§ TASK INSTRUCTIONS:
Render every line of the items below as a JSON list of strings, with one string per line. Skip blank lines and leave the pictures out.

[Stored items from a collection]
╭──

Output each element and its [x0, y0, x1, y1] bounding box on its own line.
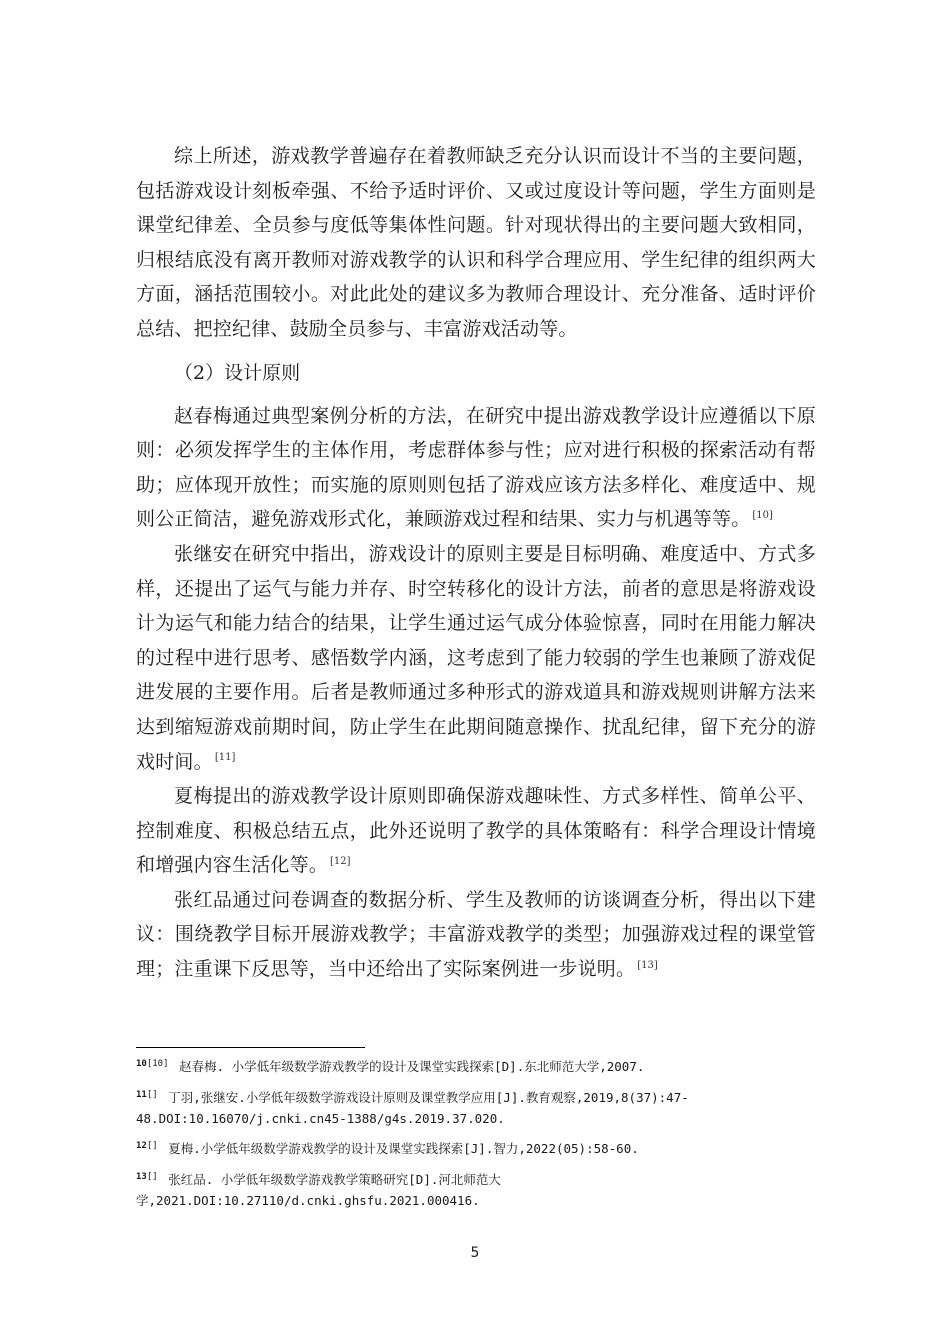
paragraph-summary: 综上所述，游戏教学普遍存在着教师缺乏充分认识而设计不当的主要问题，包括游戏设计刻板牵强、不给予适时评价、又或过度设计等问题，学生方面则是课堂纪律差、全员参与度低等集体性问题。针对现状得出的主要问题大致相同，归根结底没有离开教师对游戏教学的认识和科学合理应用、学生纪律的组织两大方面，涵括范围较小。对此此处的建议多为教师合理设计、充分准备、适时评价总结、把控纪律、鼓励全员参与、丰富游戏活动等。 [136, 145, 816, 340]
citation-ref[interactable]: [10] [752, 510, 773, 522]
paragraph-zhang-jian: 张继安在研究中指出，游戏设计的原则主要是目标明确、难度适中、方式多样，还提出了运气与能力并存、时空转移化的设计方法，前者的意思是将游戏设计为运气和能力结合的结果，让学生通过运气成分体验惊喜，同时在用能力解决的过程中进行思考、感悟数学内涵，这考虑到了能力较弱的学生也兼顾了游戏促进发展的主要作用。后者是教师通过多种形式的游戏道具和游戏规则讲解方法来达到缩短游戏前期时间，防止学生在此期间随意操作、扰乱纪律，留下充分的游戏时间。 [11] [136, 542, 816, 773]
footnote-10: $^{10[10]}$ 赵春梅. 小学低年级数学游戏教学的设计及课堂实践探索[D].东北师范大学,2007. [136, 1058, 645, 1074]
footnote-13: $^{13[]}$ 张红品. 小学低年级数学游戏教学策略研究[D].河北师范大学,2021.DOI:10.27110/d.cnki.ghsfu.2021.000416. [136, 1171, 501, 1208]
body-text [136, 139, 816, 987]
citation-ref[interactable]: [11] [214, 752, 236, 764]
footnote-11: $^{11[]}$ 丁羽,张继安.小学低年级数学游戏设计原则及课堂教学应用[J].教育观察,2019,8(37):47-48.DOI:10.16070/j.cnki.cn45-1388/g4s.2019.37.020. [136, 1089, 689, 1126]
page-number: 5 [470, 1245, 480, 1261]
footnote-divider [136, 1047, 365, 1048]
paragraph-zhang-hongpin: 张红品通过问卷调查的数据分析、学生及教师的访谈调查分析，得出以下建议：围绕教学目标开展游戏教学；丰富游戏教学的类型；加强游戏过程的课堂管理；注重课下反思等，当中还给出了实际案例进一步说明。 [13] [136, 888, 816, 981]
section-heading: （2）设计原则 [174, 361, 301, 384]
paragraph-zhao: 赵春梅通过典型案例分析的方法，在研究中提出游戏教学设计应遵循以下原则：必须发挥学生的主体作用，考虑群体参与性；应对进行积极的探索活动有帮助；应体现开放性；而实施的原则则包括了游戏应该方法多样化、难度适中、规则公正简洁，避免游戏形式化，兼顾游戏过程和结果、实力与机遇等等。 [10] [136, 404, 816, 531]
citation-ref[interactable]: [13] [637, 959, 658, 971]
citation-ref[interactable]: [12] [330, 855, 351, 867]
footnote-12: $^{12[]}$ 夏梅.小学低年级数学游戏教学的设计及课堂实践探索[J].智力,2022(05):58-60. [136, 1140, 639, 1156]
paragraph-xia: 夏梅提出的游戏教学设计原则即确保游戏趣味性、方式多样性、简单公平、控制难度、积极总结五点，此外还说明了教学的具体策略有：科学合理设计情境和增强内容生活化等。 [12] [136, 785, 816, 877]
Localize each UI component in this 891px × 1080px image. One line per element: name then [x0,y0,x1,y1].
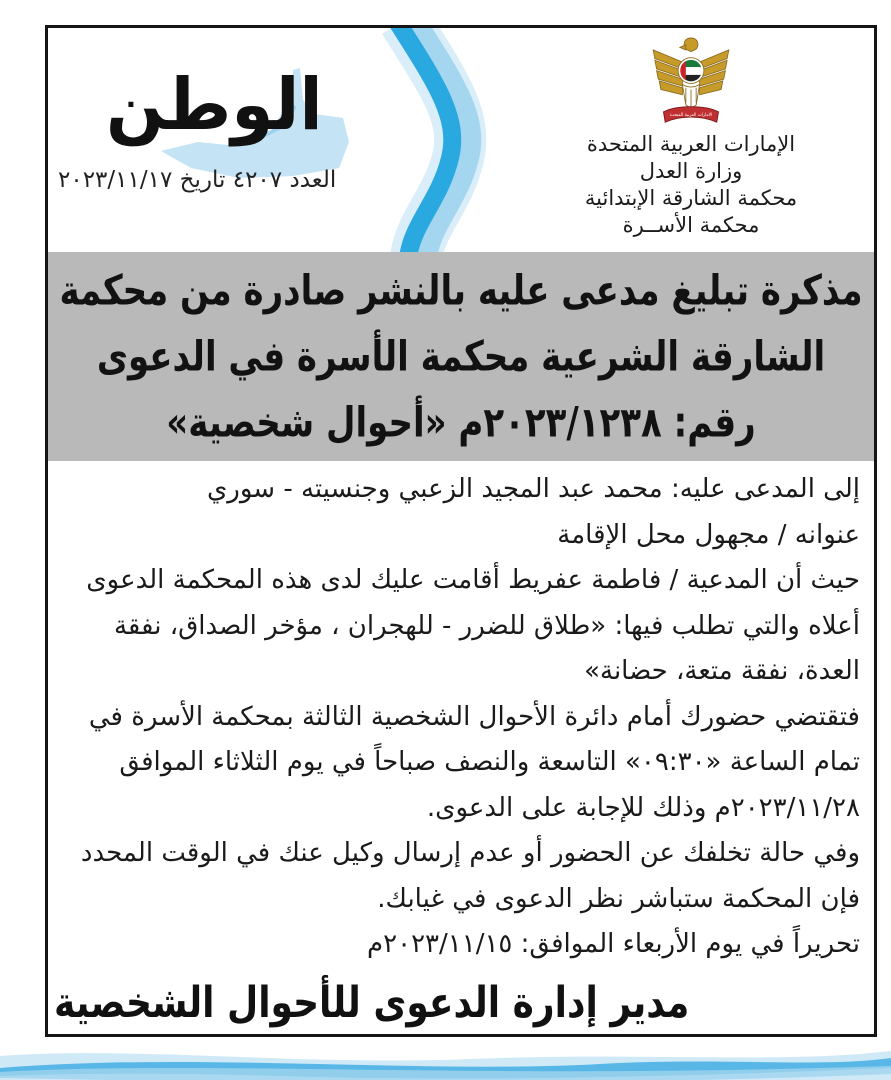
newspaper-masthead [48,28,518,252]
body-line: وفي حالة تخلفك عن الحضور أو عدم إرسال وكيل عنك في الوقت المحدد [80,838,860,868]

╰──

§ FULL OUTPUT:
[
  "Output each element and its [x0, y0, x1, y1] bounding box on its own line.",
  "paragraph-summary: 综上所述，游戏教学普遍存在着教师缺乏充分认识而设计不当的主要问题，包括游戏设计刻板牵强、不给予适时评价、又或过度设计等问题，学生方面则是课堂纪律差、全员参与度低等集体性问题。针对现状得出的主要问题大致相同，归根结底没有离开教师对游戏教学的认识和科学合理应用、学生纪律的组织两大方面，涵括范围较小。对此此处的建议多为教师合理设计、充分准备、适时评价总结、把控纪律、鼓励全员参与、丰富游戏活动等。 [136, 145, 816, 340]",
  "citation-ref[interactable]: [10] [752, 510, 773, 522]",
  "paragraph-zhang-jian: 张继安在研究中指出，游戏设计的原则主要是目标明确、难度适中、方式多样，还提出了运气与能力并存、时空转移化的设计方法，前者的意思是将游戏设计为运气和能力结合的结果，让学生通过运气成分体验惊喜，同时在用能力解决的过程中进行思考、感悟数学内涵，这考虑到了能力较弱的学生也兼顾了游戏促进发展的主要作用。后者是教师通过多种形式的游戏道具和游戏规则讲解方法来达到缩短游戏前期时间，防止学生在此期间随意操作、扰乱纪律，留下充分的游戏时间。 [11] [136, 542, 816, 773]",
  "footnote-10: $^{10[10]}$ 赵春梅. 小学低年级数学游戏教学的设计及课堂实践探索[D].东北师范大学,2007. [136, 1058, 645, 1074]",
  "footnote-13: $^{13[]}$ 张红品. 小学低年级数学游戏教学策略研究[D].河北师范大学,2021.DOI:10.27110/d.cnki.ghsfu.2021.000416. [136, 1171, 501, 1208]",
  "body-text [136, 139, 816, 987]",
  "citation-ref[interactable]: [11] [214, 752, 236, 764]",
  "footnote-11: $^{11[]}$ 丁羽,张继安.小学低年级数学游戏设计原则及课堂教学应用[J].教育观察,2019,8(37):47-48.DOI:10.16070/j.cnki.cn45-1388/g4s.2019.37.020. [136, 1089, 689, 1126]",
  "page-number: 5 [470, 1245, 480, 1261]",
  "footnote-divider [136, 1047, 365, 1048]",
  "paragraph-zhang-hongpin: 张红品通过问卷调查的数据分析、学生及教师的访谈调查分析，得出以下建议：围绕教学目标开展游戏教学；丰富游戏教学的类型；加强游戏过程的课堂管理；注重课下反思等，当中还给出了实际案例进一步说明。 [13] [136, 888, 816, 981]",
  "section-heading: （2）设计原则 [174, 361, 301, 384]",
  "paragraph-zhao: 赵春梅通过典型案例分析的方法，在研究中提出游戏教学设计应遵循以下原则：必须发挥学生的主体作用，考虑群体参与性；应对进行积极的探索活动有帮助；应体现开放性；而实施的原则则包括了游戏应该方法多样化、难度适中、规则公正简洁，避免游戏形式化，兼顾游戏过程和结果、实力与机遇等等。 [10] [136, 404, 816, 531]",
  "citation-ref[interactable]: [13] [637, 959, 658, 971]",
  "citation-ref[interactable]: [12] [330, 855, 351, 867]",
  "footnote-12: $^{12[]}$ 夏梅.小学低年级数学游戏教学的设计及课堂实践探索[J].智力,2022(05):58-60. [136, 1140, 639, 1156]",
  "paragraph-xia: 夏梅提出的游戏教学设计原则即确保游戏趣味性、方式多样性、简单公平、控制难度、积极总结五点，此外还说明了教学的具体策略有：科学合理设计情境和增强内容生活化等。 [12] [136, 785, 816, 877]",
  "Localize each UI component in this 891px × 1080px image. One line per element: name then [x0,y0,x1,y1].",
  "newspaper-masthead [48,28,518,252]",
  "body-line: وفي حالة تخلفك عن الحضور أو عدم إرسال وكيل عنك في الوقت المحدد [80,838,860,868]"
]